═══ Dataset ═══

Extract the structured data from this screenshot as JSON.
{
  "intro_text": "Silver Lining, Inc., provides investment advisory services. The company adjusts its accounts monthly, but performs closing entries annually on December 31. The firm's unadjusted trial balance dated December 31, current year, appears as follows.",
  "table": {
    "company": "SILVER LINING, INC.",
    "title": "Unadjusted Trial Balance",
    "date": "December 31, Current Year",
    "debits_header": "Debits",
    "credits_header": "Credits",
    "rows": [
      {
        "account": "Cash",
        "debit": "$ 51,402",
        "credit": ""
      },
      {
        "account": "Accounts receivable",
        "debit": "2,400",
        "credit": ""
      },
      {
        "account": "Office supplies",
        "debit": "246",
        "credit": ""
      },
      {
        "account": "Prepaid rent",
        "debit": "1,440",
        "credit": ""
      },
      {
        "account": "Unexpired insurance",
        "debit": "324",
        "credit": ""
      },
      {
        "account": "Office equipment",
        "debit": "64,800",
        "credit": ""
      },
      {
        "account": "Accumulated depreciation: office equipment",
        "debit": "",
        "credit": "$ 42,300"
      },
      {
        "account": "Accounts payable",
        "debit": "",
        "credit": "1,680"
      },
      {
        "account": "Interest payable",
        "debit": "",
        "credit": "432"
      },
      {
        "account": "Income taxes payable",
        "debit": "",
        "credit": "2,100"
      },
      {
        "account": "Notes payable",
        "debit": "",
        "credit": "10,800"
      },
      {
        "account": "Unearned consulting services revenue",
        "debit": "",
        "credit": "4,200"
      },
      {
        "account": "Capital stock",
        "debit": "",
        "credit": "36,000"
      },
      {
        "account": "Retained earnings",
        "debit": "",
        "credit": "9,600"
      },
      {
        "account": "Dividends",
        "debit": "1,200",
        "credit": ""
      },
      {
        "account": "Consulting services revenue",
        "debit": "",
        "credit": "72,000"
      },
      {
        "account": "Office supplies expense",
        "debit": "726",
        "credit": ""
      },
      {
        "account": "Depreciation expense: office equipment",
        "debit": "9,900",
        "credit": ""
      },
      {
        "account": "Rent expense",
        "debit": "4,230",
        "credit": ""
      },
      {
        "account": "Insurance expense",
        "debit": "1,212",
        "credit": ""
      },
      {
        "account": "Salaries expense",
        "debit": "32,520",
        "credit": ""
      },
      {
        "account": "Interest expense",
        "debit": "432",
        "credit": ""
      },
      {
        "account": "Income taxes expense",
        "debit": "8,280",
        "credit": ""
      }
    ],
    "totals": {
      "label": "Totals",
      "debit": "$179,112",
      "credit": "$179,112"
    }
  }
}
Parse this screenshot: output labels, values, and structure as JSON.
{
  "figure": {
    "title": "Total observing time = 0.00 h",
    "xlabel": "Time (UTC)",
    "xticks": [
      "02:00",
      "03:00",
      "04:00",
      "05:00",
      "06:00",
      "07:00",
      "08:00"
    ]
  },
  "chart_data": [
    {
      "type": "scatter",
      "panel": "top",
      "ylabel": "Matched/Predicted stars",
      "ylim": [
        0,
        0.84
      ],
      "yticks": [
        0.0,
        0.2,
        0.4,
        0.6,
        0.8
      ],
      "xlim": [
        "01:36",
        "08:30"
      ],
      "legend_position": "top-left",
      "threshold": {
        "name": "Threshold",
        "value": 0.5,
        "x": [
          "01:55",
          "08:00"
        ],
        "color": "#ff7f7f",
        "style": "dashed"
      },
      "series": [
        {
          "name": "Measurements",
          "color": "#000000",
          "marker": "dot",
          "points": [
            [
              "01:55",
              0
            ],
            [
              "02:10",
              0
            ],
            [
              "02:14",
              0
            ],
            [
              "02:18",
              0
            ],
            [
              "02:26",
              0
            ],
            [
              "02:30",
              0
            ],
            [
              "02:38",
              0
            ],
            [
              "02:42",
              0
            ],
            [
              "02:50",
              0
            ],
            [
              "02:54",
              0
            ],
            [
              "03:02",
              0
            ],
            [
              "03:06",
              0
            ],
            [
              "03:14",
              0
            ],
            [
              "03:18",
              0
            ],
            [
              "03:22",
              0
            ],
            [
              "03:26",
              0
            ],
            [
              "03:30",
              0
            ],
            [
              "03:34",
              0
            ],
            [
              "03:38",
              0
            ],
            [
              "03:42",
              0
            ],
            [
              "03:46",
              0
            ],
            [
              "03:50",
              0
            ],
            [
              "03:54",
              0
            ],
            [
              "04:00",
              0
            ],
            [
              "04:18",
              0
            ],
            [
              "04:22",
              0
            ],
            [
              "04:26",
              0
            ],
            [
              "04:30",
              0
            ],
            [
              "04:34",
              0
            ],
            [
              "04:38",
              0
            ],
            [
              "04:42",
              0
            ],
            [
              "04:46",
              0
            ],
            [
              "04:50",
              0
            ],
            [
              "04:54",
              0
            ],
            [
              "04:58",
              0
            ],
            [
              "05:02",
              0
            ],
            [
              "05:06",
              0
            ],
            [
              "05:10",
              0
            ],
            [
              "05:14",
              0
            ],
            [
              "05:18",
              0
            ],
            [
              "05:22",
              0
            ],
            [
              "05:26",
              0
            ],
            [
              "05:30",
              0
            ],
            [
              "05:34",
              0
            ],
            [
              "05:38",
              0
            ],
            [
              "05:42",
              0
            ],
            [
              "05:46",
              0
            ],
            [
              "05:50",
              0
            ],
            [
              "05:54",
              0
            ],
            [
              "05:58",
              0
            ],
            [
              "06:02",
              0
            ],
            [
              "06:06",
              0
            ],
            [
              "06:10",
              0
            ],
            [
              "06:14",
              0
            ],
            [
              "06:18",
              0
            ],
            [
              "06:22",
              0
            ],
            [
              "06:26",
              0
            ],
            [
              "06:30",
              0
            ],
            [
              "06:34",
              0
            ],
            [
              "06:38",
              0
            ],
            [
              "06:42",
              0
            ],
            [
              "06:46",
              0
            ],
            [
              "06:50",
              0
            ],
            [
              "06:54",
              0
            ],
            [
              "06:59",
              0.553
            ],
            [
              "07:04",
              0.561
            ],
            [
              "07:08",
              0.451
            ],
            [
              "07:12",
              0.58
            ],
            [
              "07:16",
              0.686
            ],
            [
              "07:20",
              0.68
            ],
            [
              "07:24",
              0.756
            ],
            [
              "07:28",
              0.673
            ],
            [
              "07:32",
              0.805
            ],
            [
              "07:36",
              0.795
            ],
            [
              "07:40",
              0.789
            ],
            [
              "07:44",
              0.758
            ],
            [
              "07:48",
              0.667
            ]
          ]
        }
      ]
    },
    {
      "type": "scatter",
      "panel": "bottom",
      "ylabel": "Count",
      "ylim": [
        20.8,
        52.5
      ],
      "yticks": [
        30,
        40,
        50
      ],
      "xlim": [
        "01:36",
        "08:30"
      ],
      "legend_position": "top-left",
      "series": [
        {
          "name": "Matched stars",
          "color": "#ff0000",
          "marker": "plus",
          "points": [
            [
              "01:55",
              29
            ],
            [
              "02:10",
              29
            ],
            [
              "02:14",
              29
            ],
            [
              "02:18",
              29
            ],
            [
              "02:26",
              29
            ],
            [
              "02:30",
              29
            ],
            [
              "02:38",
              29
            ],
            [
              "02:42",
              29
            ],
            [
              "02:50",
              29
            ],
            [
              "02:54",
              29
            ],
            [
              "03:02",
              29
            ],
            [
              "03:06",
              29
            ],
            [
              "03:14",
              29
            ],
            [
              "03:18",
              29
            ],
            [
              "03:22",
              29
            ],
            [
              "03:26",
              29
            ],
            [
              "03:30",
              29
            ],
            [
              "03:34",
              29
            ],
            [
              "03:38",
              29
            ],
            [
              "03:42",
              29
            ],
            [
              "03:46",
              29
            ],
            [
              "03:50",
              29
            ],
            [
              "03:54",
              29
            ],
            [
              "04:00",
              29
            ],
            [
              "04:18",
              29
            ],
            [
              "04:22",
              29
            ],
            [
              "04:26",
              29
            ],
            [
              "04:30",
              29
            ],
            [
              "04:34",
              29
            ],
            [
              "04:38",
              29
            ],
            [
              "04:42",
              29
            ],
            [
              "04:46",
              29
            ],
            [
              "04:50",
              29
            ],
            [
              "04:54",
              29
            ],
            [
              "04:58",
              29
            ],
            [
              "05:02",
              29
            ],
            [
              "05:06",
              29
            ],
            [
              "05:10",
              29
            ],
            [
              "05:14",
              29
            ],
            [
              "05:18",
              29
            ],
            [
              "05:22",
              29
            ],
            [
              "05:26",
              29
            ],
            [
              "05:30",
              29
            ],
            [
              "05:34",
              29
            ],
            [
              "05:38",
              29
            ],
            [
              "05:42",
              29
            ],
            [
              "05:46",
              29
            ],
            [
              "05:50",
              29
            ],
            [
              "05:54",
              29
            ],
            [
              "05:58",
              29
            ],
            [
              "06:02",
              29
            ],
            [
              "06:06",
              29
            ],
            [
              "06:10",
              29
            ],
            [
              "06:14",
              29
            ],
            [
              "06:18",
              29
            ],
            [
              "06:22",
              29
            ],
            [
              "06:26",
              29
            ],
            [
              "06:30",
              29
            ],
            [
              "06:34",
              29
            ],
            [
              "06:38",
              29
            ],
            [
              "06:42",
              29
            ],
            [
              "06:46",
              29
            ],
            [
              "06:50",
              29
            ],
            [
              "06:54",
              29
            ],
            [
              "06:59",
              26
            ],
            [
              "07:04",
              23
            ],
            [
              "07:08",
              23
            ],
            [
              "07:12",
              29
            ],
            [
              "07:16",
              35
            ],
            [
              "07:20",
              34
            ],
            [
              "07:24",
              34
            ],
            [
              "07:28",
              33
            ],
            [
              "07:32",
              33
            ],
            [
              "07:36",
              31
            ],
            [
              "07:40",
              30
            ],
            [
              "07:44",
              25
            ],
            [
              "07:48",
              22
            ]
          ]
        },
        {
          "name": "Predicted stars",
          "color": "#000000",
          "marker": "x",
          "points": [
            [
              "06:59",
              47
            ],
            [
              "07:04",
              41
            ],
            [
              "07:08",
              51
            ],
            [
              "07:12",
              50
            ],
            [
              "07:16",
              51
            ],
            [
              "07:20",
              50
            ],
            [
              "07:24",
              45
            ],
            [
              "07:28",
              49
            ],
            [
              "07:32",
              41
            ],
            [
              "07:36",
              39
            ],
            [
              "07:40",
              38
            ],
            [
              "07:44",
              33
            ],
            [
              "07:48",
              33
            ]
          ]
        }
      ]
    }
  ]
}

═══
═══ Dataset ═══

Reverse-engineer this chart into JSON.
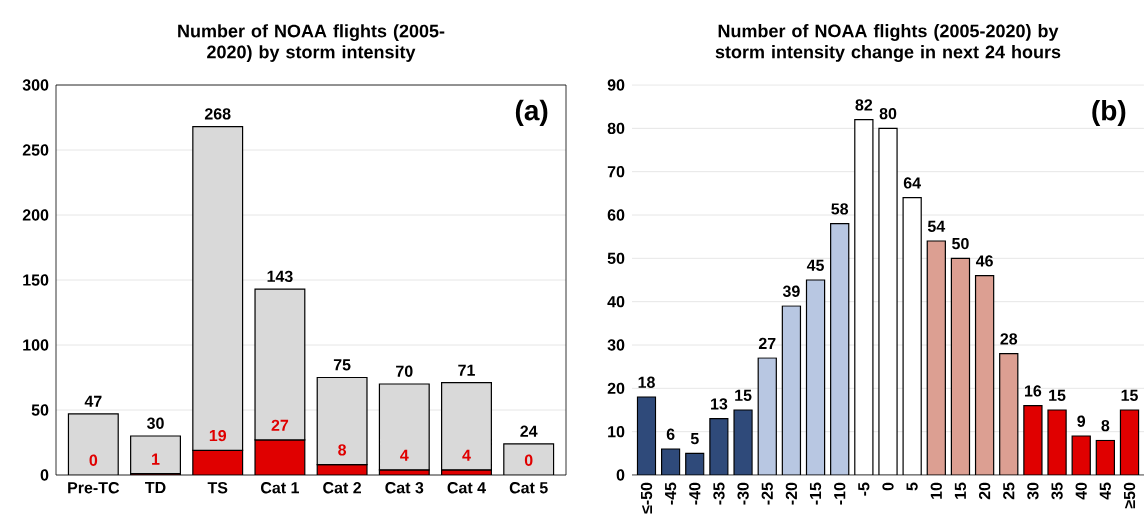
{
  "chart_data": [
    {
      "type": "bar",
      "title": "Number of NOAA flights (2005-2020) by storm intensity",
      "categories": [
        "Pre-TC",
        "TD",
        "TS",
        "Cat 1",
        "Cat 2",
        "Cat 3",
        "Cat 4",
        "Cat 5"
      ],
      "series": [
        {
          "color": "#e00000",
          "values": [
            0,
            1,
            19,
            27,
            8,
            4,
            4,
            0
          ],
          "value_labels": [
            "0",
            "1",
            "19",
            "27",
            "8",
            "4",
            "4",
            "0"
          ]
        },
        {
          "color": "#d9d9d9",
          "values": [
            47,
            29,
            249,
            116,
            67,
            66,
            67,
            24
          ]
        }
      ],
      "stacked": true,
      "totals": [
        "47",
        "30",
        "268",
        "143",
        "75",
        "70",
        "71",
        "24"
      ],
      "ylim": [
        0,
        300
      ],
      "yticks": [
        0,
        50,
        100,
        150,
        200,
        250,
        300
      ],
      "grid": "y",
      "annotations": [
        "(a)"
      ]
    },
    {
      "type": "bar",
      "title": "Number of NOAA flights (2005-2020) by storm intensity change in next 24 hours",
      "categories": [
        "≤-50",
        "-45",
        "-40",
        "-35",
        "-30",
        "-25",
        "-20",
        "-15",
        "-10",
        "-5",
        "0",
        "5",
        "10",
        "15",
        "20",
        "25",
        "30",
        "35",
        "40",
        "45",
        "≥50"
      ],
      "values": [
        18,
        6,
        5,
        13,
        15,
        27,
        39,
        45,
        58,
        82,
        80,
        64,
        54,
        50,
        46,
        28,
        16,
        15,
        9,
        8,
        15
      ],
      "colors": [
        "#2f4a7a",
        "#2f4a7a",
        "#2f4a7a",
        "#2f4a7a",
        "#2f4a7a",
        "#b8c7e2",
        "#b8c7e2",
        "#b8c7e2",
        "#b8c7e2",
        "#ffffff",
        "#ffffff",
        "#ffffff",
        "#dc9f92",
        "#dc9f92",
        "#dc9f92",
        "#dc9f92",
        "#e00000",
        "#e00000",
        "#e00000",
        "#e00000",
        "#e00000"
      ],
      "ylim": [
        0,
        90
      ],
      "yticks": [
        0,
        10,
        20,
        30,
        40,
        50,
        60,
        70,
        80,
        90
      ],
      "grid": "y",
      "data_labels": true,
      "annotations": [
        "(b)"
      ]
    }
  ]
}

═══

→ Exercise: Out of the preceding entries, pull every line containing the string "title".

→ Solved exercise:
    "title": "Unadjusted Trial Balance",
    "title": "Total observing time = 0.00 h",
      "title": "Number of NOAA flights (2005-2020) by storm intensity",
      "title": "Number of NOAA flights (2005-2020) by storm intensity change in next 24 hours",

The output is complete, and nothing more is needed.